Records contained in a dataset
=-=-=-=-=
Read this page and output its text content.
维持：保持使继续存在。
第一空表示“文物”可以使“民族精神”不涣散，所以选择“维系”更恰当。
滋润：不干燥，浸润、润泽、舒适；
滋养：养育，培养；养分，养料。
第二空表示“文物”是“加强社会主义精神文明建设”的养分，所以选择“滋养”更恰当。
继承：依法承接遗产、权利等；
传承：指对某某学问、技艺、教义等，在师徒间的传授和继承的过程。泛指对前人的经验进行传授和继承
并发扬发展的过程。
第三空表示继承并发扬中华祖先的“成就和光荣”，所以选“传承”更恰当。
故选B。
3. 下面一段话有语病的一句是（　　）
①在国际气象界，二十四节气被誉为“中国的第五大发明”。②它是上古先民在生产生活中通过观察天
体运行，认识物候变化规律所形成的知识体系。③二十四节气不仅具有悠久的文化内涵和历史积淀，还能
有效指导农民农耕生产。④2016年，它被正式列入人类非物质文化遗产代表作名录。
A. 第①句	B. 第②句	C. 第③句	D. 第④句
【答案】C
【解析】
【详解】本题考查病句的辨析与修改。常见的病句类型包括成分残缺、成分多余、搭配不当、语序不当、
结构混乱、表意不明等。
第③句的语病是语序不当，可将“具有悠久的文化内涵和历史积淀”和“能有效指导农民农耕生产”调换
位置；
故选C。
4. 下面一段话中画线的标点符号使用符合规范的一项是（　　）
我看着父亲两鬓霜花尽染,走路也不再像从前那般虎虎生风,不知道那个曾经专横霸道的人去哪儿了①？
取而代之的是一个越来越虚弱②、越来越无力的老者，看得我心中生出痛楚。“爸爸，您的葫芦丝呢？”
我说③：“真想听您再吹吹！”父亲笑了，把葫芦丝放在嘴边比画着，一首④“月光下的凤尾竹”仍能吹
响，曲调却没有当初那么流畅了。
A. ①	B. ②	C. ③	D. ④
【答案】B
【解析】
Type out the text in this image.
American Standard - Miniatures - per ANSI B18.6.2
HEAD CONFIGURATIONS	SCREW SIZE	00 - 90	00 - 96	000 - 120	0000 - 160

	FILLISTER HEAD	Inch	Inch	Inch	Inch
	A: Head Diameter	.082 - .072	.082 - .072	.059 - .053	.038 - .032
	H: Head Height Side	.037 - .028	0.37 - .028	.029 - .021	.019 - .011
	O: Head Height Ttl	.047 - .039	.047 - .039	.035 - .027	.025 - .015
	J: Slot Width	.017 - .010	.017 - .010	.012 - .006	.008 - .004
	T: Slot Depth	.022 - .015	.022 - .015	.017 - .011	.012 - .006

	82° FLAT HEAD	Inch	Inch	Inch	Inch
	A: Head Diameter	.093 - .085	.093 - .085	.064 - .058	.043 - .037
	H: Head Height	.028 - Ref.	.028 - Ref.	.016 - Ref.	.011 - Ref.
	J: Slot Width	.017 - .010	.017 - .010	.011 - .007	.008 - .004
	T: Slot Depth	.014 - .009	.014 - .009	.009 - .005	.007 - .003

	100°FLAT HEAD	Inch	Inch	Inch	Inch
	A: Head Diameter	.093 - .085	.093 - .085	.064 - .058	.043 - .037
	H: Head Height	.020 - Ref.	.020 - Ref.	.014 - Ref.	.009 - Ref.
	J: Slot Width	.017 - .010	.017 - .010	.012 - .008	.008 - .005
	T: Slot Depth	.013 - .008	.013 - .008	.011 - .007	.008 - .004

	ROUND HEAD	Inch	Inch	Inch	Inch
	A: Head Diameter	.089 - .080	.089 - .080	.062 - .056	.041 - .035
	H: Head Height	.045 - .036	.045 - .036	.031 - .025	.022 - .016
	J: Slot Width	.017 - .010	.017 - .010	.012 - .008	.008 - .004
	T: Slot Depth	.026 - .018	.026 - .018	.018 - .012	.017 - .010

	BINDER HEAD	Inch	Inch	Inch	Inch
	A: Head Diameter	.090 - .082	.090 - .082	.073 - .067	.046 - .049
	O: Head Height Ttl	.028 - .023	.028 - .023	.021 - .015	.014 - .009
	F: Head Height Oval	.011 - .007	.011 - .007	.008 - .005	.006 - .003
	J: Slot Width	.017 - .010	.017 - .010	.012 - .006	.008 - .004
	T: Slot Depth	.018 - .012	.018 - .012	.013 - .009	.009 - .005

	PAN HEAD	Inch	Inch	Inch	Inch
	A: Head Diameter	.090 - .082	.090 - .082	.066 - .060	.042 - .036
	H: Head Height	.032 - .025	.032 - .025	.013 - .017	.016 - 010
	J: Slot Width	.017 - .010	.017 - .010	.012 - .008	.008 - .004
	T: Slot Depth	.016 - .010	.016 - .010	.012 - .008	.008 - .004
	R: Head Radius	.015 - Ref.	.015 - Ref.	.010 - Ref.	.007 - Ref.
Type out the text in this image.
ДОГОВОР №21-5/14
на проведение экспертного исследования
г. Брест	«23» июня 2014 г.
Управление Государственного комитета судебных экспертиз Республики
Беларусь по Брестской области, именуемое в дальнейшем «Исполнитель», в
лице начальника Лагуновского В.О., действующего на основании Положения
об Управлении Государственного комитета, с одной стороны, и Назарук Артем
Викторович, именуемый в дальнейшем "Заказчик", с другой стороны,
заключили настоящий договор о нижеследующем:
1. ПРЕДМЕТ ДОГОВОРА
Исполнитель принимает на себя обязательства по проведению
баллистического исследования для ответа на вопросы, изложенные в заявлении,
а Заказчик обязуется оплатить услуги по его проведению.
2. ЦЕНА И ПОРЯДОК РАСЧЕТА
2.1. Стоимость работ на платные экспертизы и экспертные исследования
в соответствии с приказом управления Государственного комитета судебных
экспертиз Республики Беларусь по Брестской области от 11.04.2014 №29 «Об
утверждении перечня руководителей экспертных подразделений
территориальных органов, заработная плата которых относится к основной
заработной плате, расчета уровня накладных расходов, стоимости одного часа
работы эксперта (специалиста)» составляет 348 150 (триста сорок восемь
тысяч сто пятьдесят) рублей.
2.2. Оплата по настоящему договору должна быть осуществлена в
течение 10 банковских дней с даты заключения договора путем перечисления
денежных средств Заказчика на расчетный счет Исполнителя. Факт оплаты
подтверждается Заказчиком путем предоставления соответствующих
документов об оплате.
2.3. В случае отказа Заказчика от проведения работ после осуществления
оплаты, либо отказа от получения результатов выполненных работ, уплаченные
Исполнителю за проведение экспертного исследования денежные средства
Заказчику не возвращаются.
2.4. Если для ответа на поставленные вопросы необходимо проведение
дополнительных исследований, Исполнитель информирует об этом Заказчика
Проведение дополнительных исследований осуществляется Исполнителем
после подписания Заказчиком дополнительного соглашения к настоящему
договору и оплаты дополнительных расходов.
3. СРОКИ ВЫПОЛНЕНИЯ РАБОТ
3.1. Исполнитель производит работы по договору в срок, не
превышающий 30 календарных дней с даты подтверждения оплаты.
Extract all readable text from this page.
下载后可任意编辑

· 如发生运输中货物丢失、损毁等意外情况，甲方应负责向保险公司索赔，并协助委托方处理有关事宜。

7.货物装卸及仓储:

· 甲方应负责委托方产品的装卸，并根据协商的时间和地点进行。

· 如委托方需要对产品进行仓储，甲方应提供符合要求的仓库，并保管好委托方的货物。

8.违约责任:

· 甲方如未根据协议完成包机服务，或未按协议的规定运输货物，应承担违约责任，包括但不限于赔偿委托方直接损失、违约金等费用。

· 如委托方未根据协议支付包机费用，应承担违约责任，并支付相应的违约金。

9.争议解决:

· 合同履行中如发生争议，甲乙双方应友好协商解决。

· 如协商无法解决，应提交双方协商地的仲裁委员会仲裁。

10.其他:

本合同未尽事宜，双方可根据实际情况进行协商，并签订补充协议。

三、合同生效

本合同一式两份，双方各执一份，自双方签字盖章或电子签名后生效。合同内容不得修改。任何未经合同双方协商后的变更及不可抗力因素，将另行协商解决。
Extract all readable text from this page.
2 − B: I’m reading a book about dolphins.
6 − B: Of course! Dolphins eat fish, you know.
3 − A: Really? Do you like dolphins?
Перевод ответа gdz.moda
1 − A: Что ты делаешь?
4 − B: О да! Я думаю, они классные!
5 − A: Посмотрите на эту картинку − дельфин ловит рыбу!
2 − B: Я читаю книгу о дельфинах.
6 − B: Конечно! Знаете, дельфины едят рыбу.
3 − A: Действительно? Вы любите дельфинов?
=-=-=-=-=
SET PROBLEM — Only lines that contain the word "Республики" are wanted; copy each of them.

REPLY TO THE TASK —
Управление Государственного комитета судебных экспертиз Республики
экспертиз Республики Беларусь по Брестской области от 11.04.2014 №29 «Об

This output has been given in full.